What is asked
Could you write out the records below exactly as they appear, leaving out any pictures?

Records for processing
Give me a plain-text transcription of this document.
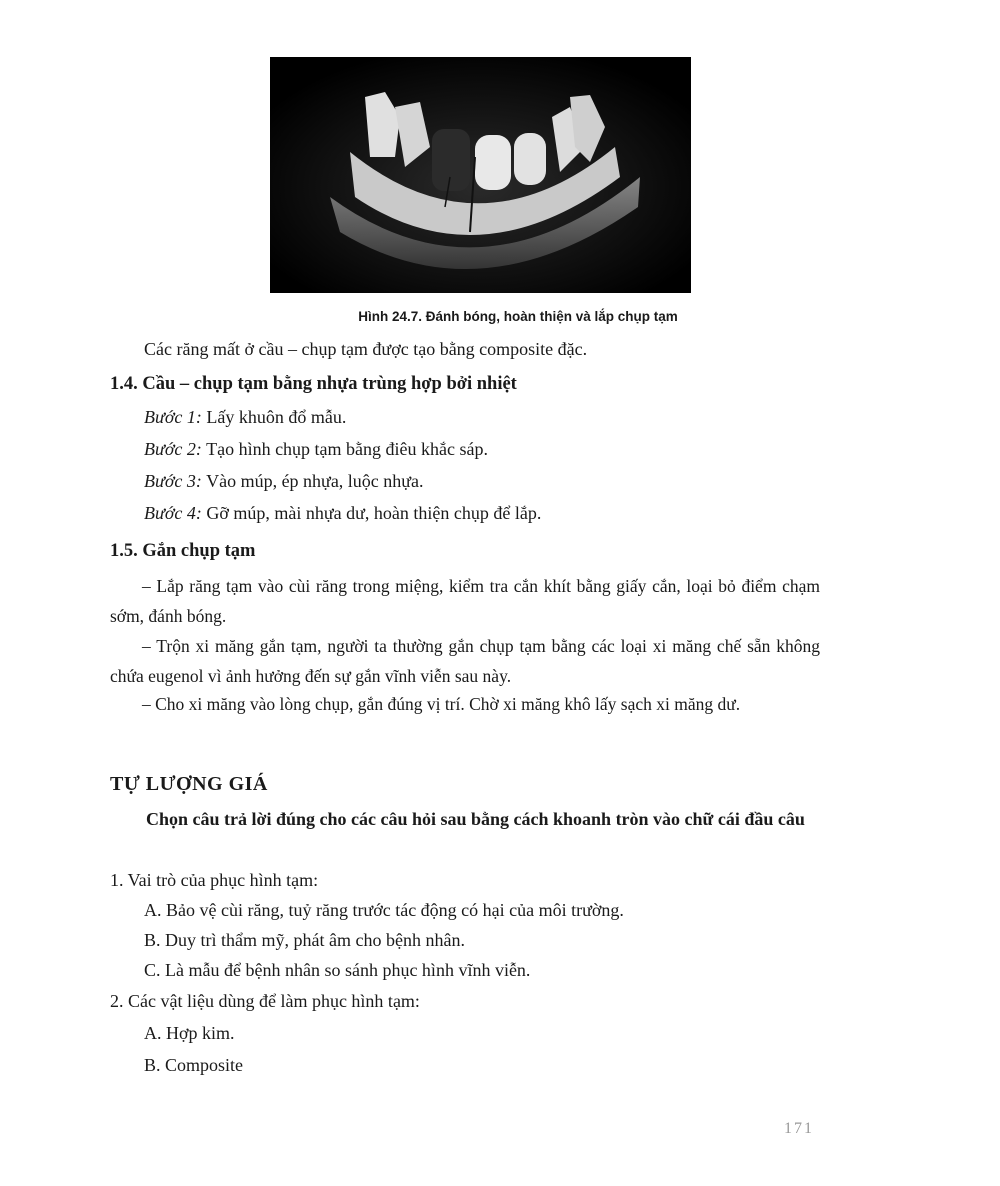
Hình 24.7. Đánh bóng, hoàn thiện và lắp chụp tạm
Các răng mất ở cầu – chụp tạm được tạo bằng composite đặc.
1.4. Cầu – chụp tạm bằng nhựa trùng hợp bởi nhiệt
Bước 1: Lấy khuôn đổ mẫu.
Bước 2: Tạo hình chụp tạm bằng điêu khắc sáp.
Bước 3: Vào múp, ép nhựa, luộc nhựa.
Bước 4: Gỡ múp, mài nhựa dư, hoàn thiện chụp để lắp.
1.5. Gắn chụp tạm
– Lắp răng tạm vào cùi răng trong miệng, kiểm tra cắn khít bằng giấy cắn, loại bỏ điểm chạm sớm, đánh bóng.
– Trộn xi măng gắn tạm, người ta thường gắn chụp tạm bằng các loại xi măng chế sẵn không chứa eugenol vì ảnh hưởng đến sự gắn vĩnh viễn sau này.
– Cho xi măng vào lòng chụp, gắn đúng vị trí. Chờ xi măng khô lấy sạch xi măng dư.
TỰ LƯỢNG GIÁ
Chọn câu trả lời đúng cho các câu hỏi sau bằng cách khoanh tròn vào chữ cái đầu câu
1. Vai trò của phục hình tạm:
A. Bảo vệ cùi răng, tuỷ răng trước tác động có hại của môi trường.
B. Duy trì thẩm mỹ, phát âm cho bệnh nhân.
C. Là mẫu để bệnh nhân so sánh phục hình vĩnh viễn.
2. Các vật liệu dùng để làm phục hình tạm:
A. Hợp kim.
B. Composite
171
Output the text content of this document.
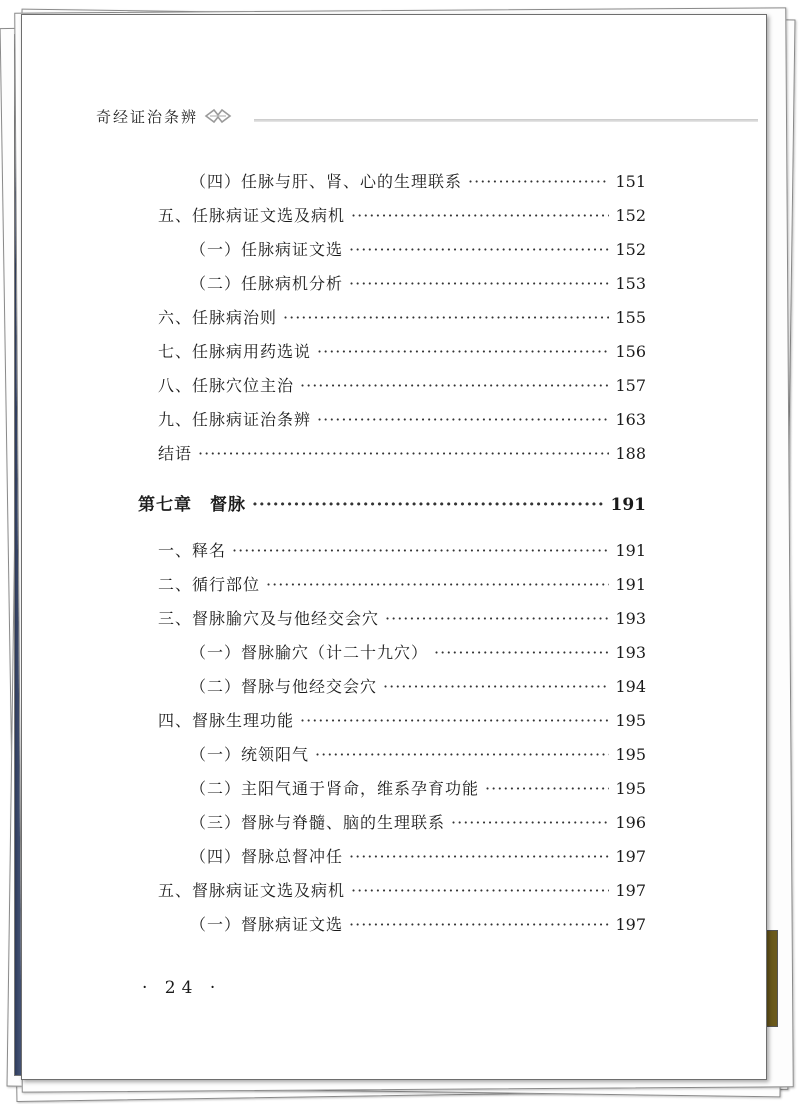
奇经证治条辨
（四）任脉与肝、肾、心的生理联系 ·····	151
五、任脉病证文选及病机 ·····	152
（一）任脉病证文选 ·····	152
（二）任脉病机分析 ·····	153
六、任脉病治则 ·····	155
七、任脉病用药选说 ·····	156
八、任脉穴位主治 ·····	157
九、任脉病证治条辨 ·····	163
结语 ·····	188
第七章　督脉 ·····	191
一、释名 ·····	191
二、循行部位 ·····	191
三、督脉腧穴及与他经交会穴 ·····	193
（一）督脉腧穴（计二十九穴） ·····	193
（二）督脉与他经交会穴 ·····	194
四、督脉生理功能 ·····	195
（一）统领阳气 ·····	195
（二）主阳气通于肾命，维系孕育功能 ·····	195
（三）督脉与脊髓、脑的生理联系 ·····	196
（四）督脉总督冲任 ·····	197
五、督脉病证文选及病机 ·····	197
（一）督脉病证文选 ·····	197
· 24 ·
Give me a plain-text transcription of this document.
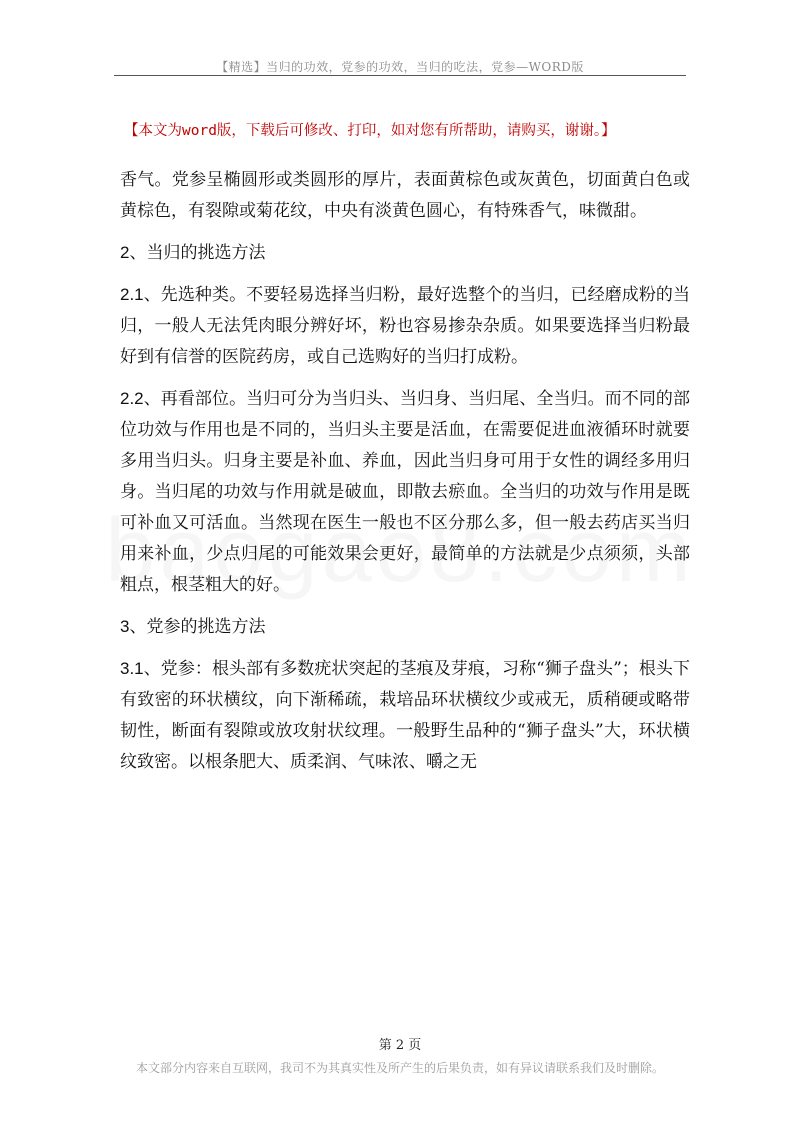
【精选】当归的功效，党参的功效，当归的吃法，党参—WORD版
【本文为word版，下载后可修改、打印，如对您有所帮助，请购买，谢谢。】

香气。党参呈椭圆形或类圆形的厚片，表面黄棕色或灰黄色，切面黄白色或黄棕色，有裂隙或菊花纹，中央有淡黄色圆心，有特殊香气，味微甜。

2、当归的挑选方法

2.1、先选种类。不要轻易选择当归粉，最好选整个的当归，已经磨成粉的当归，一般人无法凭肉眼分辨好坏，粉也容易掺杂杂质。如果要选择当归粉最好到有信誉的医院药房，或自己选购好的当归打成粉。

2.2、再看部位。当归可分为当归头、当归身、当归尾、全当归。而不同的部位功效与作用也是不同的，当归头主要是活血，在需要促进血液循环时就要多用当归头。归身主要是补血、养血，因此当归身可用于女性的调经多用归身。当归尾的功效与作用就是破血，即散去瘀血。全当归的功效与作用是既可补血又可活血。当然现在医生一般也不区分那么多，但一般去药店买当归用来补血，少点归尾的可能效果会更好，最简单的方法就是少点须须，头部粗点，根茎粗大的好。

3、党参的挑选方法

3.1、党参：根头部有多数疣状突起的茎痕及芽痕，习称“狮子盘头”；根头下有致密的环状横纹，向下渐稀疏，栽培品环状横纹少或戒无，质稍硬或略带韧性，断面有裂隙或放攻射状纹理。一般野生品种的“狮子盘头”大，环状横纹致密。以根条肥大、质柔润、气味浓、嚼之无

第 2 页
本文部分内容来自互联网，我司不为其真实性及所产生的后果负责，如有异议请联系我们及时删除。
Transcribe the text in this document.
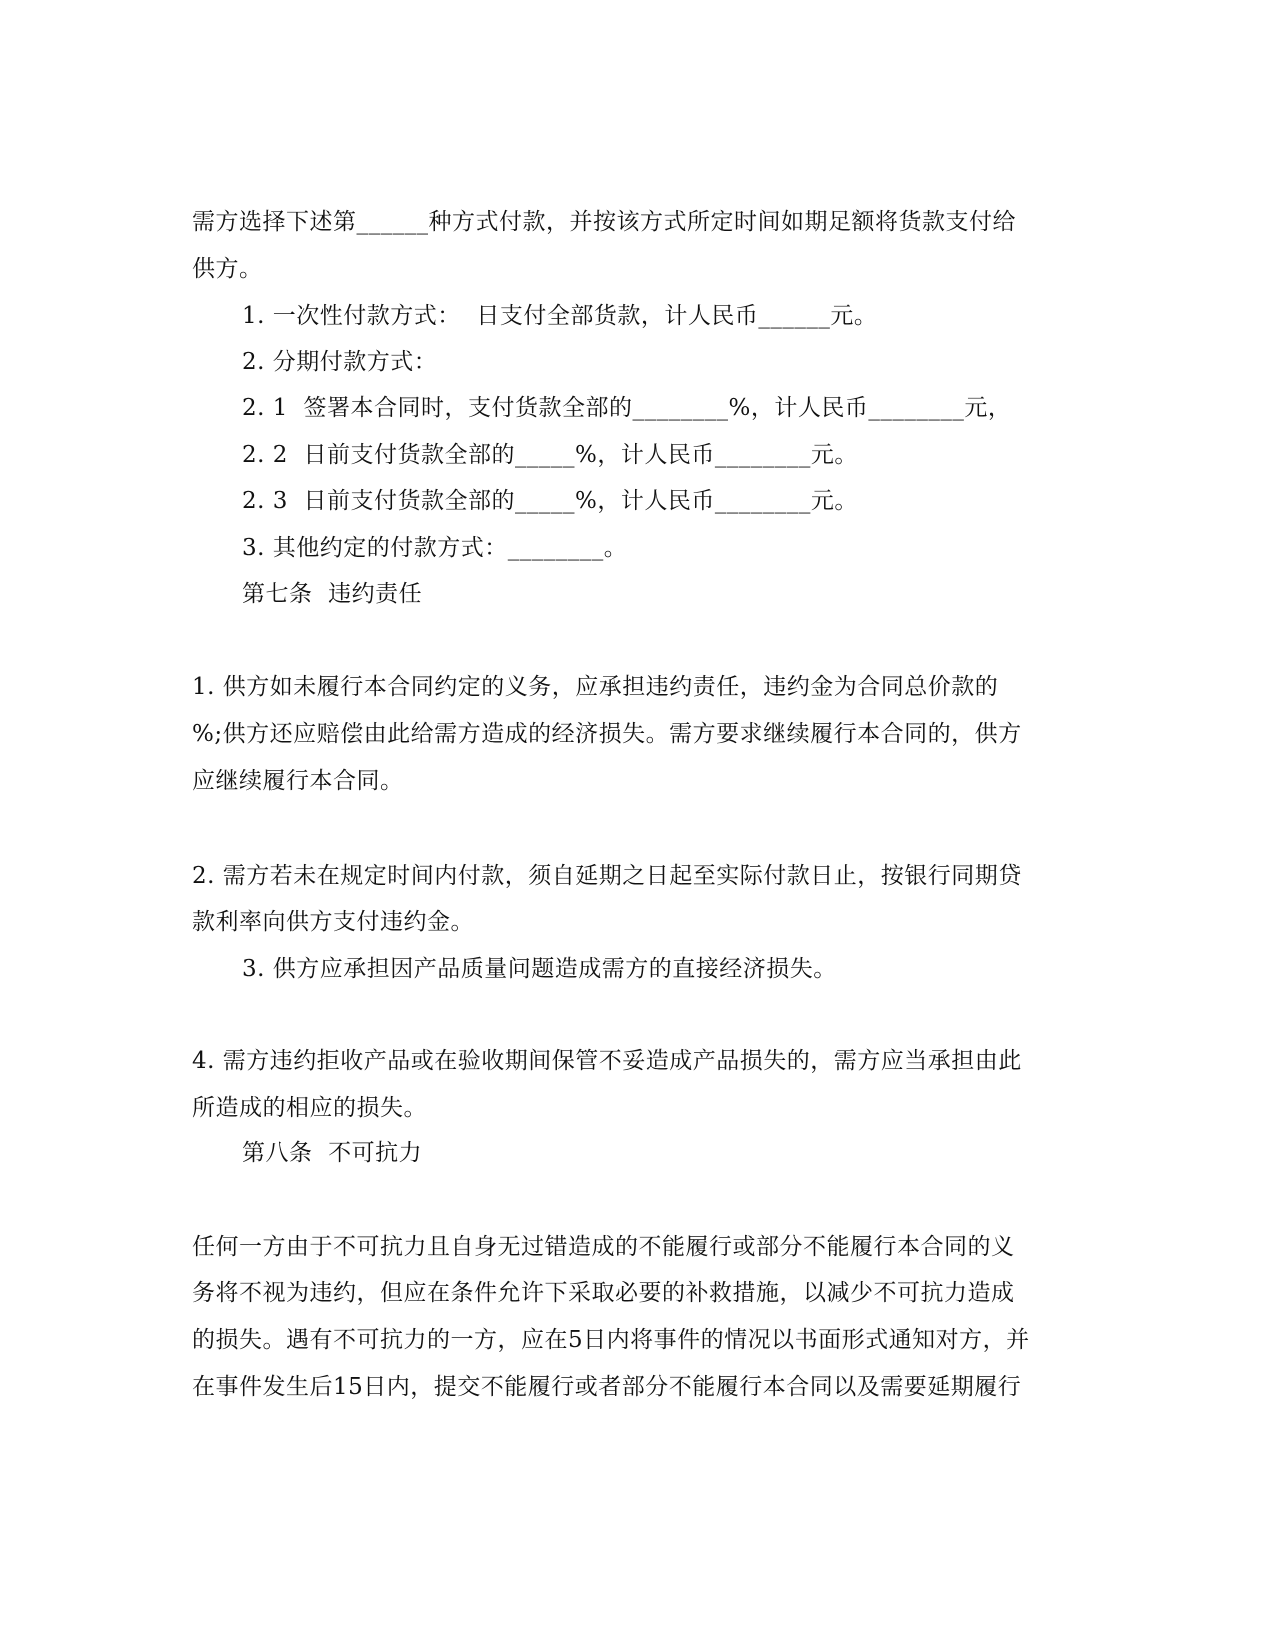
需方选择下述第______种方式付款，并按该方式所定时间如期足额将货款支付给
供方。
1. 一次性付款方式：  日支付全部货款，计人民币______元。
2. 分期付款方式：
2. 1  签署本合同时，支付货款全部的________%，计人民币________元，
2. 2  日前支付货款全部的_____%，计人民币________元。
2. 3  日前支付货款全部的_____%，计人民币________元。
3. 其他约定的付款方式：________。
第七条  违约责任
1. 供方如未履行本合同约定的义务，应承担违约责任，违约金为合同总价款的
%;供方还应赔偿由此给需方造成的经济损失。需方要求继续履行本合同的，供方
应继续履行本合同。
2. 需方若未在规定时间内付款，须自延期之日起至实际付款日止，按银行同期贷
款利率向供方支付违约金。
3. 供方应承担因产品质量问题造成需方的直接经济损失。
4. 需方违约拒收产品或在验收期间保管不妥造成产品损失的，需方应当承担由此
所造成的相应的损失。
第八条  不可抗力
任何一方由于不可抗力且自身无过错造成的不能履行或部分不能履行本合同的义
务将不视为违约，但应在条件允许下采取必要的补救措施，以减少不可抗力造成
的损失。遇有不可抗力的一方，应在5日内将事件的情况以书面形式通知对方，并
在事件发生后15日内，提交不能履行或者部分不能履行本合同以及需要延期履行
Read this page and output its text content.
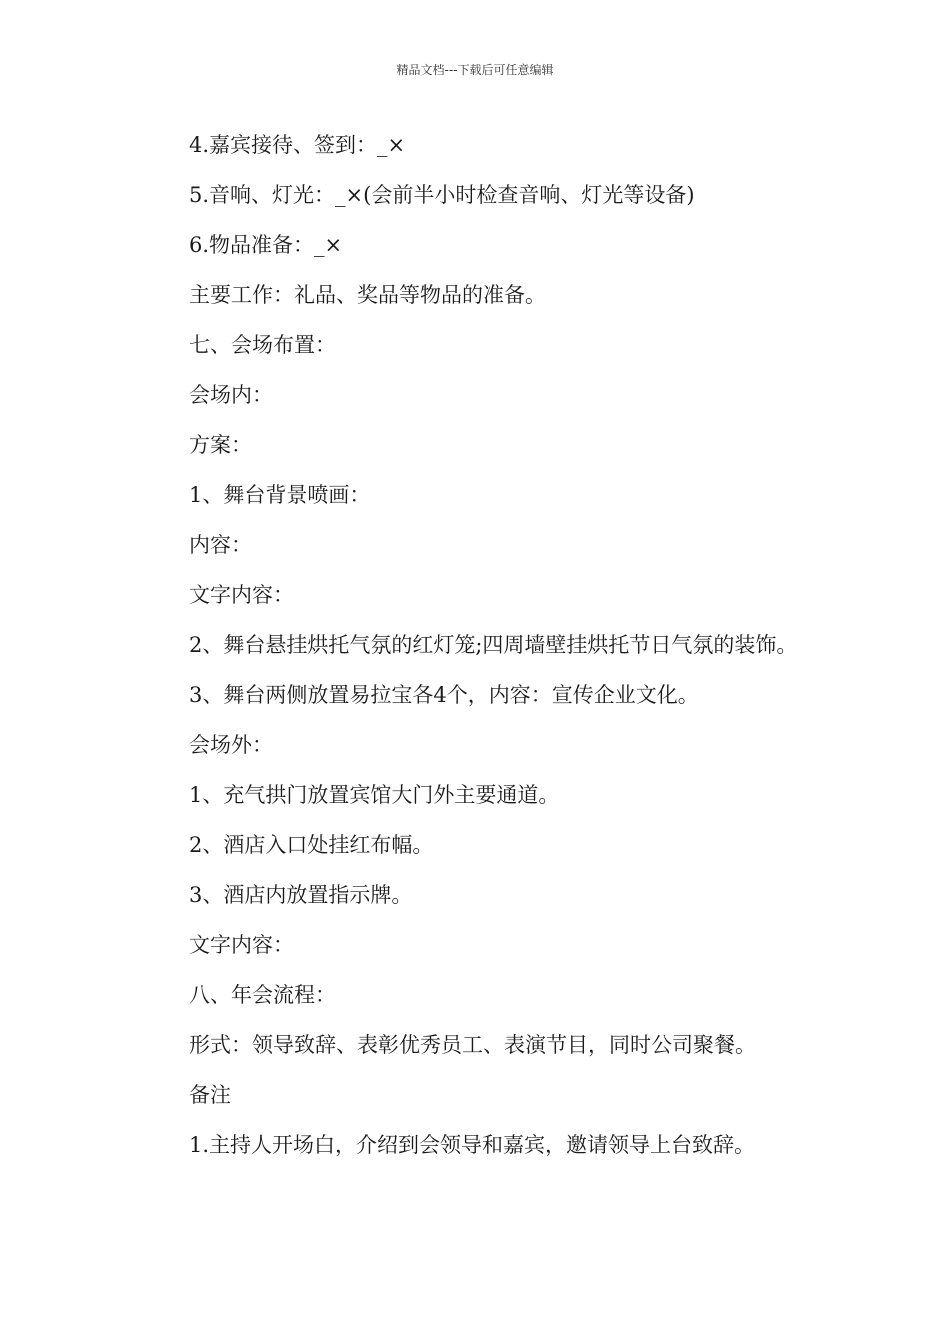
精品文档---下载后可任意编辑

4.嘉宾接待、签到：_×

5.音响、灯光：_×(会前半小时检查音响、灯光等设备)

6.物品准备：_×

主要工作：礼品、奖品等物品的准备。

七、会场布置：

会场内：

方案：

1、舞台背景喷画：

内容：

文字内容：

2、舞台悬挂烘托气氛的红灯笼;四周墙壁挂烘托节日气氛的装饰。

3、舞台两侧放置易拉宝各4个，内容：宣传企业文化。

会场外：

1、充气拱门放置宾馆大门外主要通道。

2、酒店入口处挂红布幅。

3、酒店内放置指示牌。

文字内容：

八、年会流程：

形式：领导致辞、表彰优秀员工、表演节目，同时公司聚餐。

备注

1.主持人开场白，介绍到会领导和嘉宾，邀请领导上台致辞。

Reply to the task
Give me a plain-text transcription of this document.
Hình 24.7. Đánh bóng, hoàn thiện và lắp chụp tạm
Các răng mất ở cầu – chụp tạm được tạo bằng composite đặc.
1.4. Cầu – chụp tạm bằng nhựa trùng hợp bởi nhiệt
Bước 1: Lấy khuôn đổ mẫu.
Bước 2: Tạo hình chụp tạm bằng điêu khắc sáp.
Bước 3: Vào múp, ép nhựa, luộc nhựa.
Bước 4: Gỡ múp, mài nhựa dư, hoàn thiện chụp để lắp.
1.5. Gắn chụp tạm
– Lắp răng tạm vào cùi răng trong miệng, kiểm tra cắn khít bằng giấy cắn, loại bỏ điểm chạm sớm, đánh bóng.
– Trộn xi măng gắn tạm, người ta thường gắn chụp tạm bằng các loại xi măng chế sẵn không chứa eugenol vì ảnh hưởng đến sự gắn vĩnh viễn sau này.
– Cho xi măng vào lòng chụp, gắn đúng vị trí. Chờ xi măng khô lấy sạch xi măng dư.
TỰ LƯỢNG GIÁ
Chọn câu trả lời đúng cho các câu hỏi sau bằng cách khoanh tròn vào chữ cái đầu câu
1. Vai trò của phục hình tạm:
A. Bảo vệ cùi răng, tuỷ răng trước tác động có hại của môi trường.
B. Duy trì thẩm mỹ, phát âm cho bệnh nhân.
C. Là mẫu để bệnh nhân so sánh phục hình vĩnh viễn.
2. Các vật liệu dùng để làm phục hình tạm:
A. Hợp kim.
B. Composite
171
Output the text content of this document.
奇经证治条辨
（四）任脉与肝、肾、心的生理联系 ·····	151
五、任脉病证文选及病机 ·····	152
（一）任脉病证文选 ·····	152
（二）任脉病机分析 ·····	153
六、任脉病治则 ·····	155
七、任脉病用药选说 ·····	156
八、任脉穴位主治 ·····	157
九、任脉病证治条辨 ·····	163
结语 ·····	188
第七章　督脉 ·····	191
一、释名 ·····	191
二、循行部位 ·····	191
三、督脉腧穴及与他经交会穴 ·····	193
（一）督脉腧穴（计二十九穴） ·····	193
（二）督脉与他经交会穴 ·····	194
四、督脉生理功能 ·····	195
（一）统领阳气 ·····	195
（二）主阳气通于肾命，维系孕育功能 ·····	195
（三）督脉与脊髓、脑的生理联系 ·····	196
（四）督脉总督冲任 ·····	197
五、督脉病证文选及病机 ·····	197
（一）督脉病证文选 ·····	197
· 24 ·
Give me a plain-text transcription of this document.
【精选】当归的功效，党参的功效，当归的吃法，党参—WORD版
【本文为word版，下载后可修改、打印，如对您有所帮助，请购买，谢谢。】

香气。党参呈椭圆形或类圆形的厚片，表面黄棕色或灰黄色，切面黄白色或黄棕色，有裂隙或菊花纹，中央有淡黄色圆心，有特殊香气，味微甜。

2、当归的挑选方法

2.1、先选种类。不要轻易选择当归粉，最好选整个的当归，已经磨成粉的当归，一般人无法凭肉眼分辨好坏，粉也容易掺杂杂质。如果要选择当归粉最好到有信誉的医院药房，或自己选购好的当归打成粉。

2.2、再看部位。当归可分为当归头、当归身、当归尾、全当归。而不同的部位功效与作用也是不同的，当归头主要是活血，在需要促进血液循环时就要多用当归头。归身主要是补血、养血，因此当归身可用于女性的调经多用归身。当归尾的功效与作用就是破血，即散去瘀血。全当归的功效与作用是既可补血又可活血。当然现在医生一般也不区分那么多，但一般去药店买当归用来补血，少点归尾的可能效果会更好，最简单的方法就是少点须须，头部粗点，根茎粗大的好。

3、党参的挑选方法

3.1、党参：根头部有多数疣状突起的茎痕及芽痕，习称“狮子盘头”；根头下有致密的环状横纹，向下渐稀疏，栽培品环状横纹少或戒无，质稍硬或略带韧性，断面有裂隙或放攻射状纹理。一般野生品种的“狮子盘头”大，环状横纹致密。以根条肥大、质柔润、气味浓、嚼之无

第 2 页
本文部分内容来自互联网，我司不为其真实性及所产生的后果负责，如有异议请联系我们及时删除。
Transcribe the text in this document.
需方选择下述第______种方式付款，并按该方式所定时间如期足额将货款支付给
供方。
1. 一次性付款方式：  日支付全部货款，计人民币______元。
2. 分期付款方式：
2. 1  签署本合同时，支付货款全部的________%，计人民币________元，
2. 2  日前支付货款全部的_____%，计人民币________元。
2. 3  日前支付货款全部的_____%，计人民币________元。
3. 其他约定的付款方式：________。
第七条  违约责任
1. 供方如未履行本合同约定的义务，应承担违约责任，违约金为合同总价款的
%;供方还应赔偿由此给需方造成的经济损失。需方要求继续履行本合同的，供方
应继续履行本合同。
2. 需方若未在规定时间内付款，须自延期之日起至实际付款日止，按银行同期贷
款利率向供方支付违约金。
3. 供方应承担因产品质量问题造成需方的直接经济损失。
4. 需方违约拒收产品或在验收期间保管不妥造成产品损失的，需方应当承担由此
所造成的相应的损失。
第八条  不可抗力
任何一方由于不可抗力且自身无过错造成的不能履行或部分不能履行本合同的义
务将不视为违约，但应在条件允许下采取必要的补救措施，以减少不可抗力造成
的损失。遇有不可抗力的一方，应在5日内将事件的情况以书面形式通知对方，并
在事件发生后15日内，提交不能履行或者部分不能履行本合同以及需要延期履行
Read this page and output its text content.
精品文档---下载后可任意编辑

4.嘉宾接待、签到：_×

5.音响、灯光：_×(会前半小时检查音响、灯光等设备)

6.物品准备：_×

主要工作：礼品、奖品等物品的准备。

七、会场布置：

会场内：

方案：

1、舞台背景喷画：

内容：

文字内容：

2、舞台悬挂烘托气氛的红灯笼;四周墙壁挂烘托节日气氛的装饰。

3、舞台两侧放置易拉宝各4个，内容：宣传企业文化。

会场外：

1、充气拱门放置宾馆大门外主要通道。

2、酒店入口处挂红布幅。

3、酒店内放置指示牌。

文字内容：

八、年会流程：

形式：领导致辞、表彰优秀员工、表演节目，同时公司聚餐。

备注

1.主持人开场白，介绍到会领导和嘉宾，邀请领导上台致辞。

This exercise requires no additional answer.